### Dataset records on visual material
>>

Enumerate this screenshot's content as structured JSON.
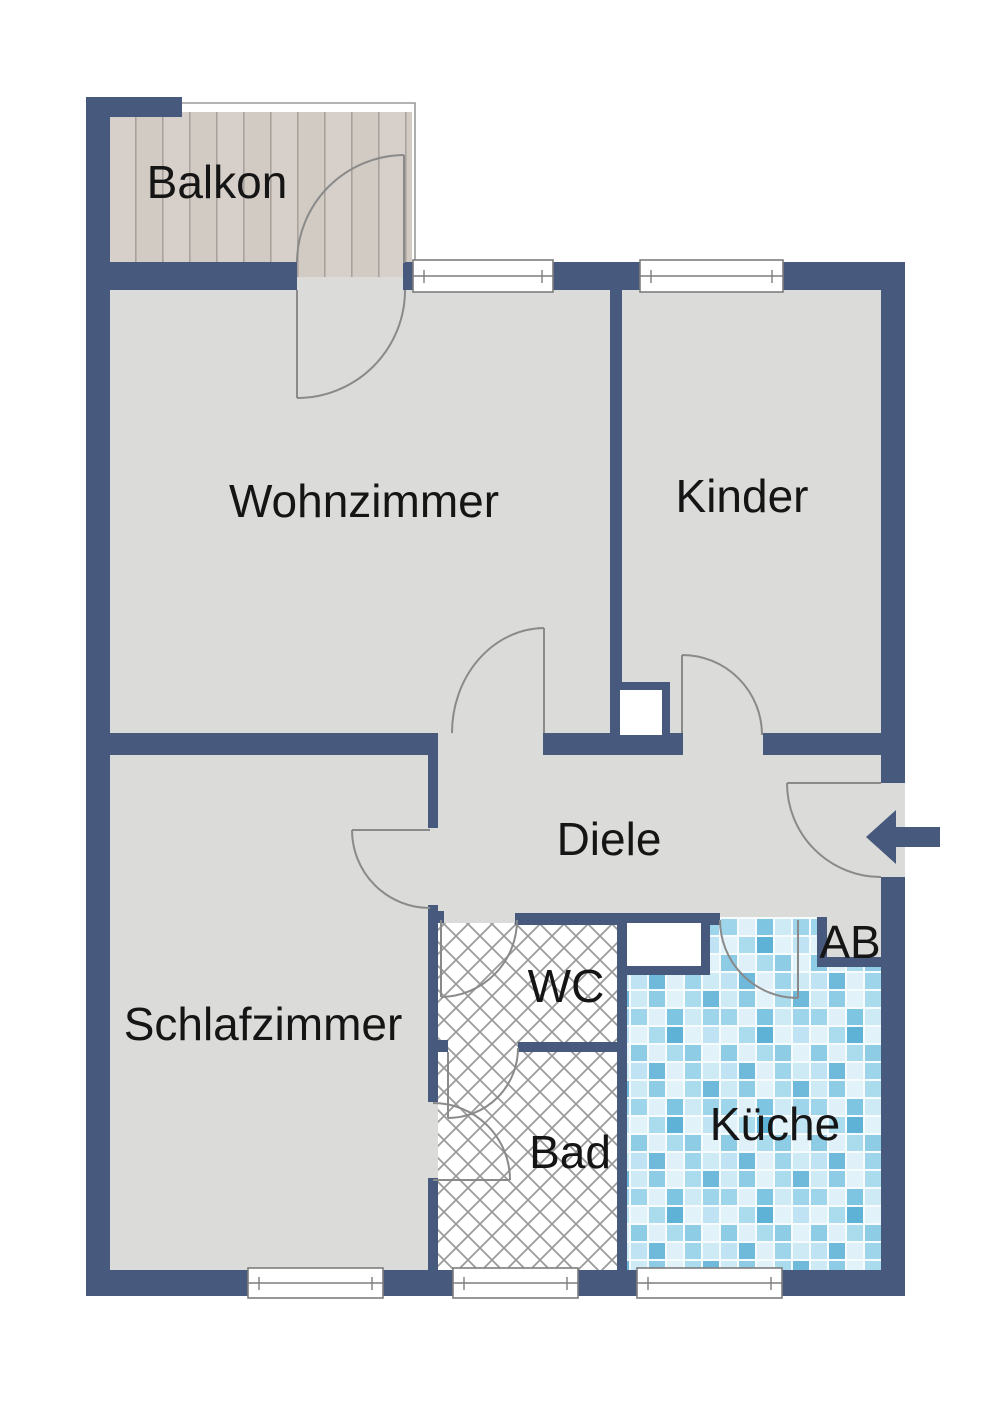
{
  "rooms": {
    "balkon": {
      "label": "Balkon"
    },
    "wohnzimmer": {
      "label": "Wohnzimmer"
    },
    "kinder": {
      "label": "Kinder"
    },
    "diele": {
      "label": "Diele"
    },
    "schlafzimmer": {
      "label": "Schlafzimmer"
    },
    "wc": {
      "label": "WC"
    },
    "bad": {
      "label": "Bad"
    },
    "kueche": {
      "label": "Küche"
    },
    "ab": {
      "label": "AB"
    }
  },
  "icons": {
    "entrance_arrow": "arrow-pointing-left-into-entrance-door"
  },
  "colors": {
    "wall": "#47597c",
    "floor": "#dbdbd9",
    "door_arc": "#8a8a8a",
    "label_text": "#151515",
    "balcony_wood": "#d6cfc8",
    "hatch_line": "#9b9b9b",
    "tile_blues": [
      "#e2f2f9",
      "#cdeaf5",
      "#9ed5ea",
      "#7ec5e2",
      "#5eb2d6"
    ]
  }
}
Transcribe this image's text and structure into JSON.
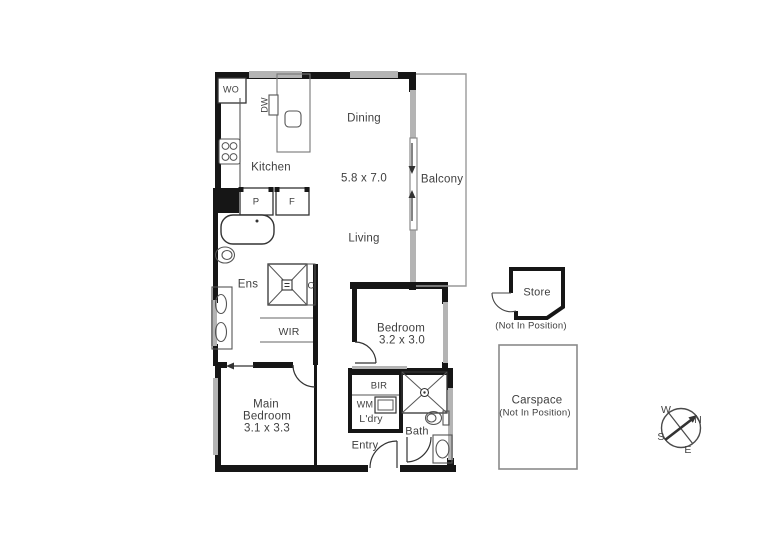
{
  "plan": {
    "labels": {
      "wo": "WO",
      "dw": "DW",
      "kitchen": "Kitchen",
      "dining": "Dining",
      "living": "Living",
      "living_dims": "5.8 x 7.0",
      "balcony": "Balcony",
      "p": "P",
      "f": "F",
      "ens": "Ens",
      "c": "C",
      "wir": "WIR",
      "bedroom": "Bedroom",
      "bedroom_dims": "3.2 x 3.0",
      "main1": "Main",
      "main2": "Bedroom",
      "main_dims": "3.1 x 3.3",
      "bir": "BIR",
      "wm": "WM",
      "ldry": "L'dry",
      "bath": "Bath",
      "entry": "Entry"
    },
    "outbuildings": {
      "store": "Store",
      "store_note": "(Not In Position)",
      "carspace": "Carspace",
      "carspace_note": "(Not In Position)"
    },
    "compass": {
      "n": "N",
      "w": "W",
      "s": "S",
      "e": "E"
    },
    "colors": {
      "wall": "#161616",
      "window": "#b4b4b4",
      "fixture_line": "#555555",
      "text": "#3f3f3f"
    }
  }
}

<<
>>

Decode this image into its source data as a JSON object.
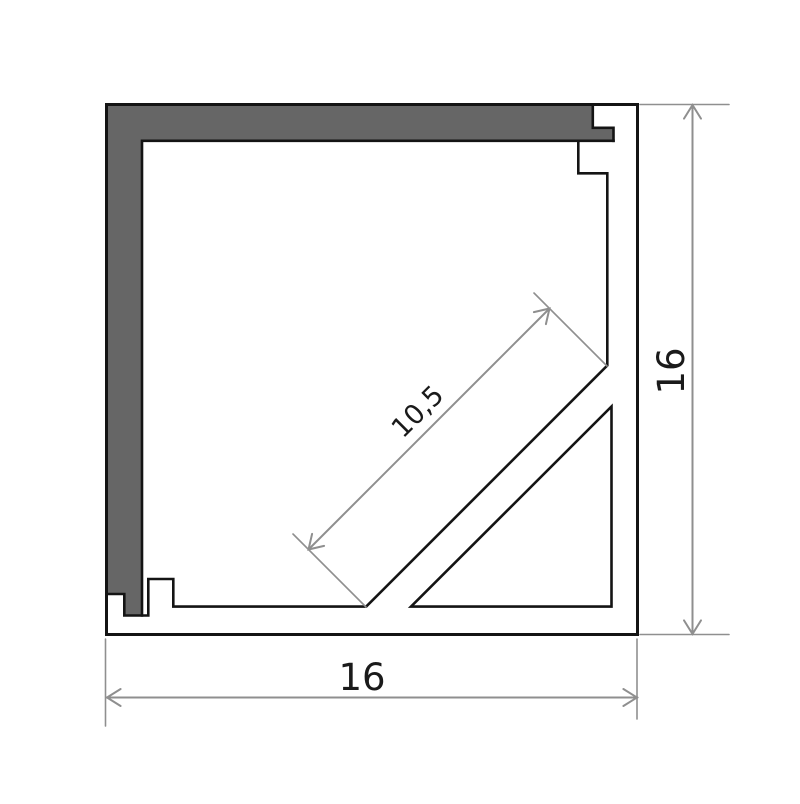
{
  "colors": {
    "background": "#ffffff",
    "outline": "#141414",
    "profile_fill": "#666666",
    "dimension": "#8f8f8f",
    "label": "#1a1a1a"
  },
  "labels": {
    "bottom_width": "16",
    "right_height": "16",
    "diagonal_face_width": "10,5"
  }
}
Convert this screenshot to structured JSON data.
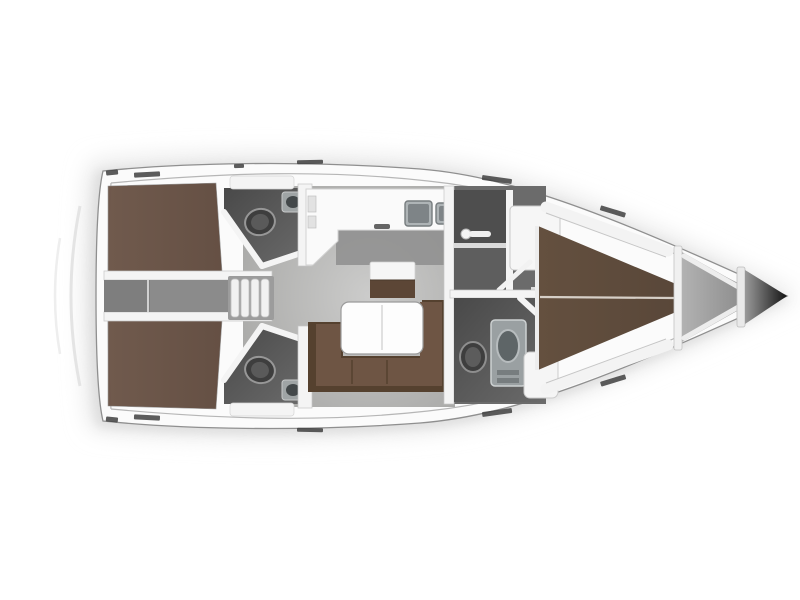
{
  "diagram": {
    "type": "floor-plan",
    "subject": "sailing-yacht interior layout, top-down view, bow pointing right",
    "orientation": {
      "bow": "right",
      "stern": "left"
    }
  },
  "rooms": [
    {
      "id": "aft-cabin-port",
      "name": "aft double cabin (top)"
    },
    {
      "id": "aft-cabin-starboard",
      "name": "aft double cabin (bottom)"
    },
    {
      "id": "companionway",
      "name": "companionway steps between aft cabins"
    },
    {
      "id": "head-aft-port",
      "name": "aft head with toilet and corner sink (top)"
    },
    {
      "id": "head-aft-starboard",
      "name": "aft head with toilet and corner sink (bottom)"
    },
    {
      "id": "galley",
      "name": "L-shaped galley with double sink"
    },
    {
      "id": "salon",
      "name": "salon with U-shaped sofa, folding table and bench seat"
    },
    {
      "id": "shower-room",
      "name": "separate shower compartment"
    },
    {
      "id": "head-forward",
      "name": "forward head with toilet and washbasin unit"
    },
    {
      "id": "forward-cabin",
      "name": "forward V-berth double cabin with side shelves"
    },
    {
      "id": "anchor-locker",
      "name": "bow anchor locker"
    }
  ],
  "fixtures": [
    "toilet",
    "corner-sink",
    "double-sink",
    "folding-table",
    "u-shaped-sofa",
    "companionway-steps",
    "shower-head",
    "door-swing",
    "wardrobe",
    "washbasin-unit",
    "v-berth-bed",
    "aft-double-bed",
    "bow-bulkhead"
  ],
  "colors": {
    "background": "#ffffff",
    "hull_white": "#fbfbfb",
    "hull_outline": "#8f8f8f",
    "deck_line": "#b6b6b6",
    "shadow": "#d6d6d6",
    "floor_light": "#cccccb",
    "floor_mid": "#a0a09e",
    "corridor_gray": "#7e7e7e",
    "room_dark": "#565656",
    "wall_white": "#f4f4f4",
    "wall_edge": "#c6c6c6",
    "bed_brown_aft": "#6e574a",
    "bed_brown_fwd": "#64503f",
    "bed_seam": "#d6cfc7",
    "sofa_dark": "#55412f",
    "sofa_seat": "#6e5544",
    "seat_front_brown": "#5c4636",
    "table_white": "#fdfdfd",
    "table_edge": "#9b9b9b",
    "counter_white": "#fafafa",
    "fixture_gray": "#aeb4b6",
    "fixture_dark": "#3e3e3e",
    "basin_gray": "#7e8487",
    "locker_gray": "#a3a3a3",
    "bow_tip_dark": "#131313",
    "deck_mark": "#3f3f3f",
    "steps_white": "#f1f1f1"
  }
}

<<

### Aim
Gather and copy every line of the data in which the string "structured" is found.

### Exercise result
Enumerate this screenshot's content as structured JSON.
Convert this screenshot to structured JSON data.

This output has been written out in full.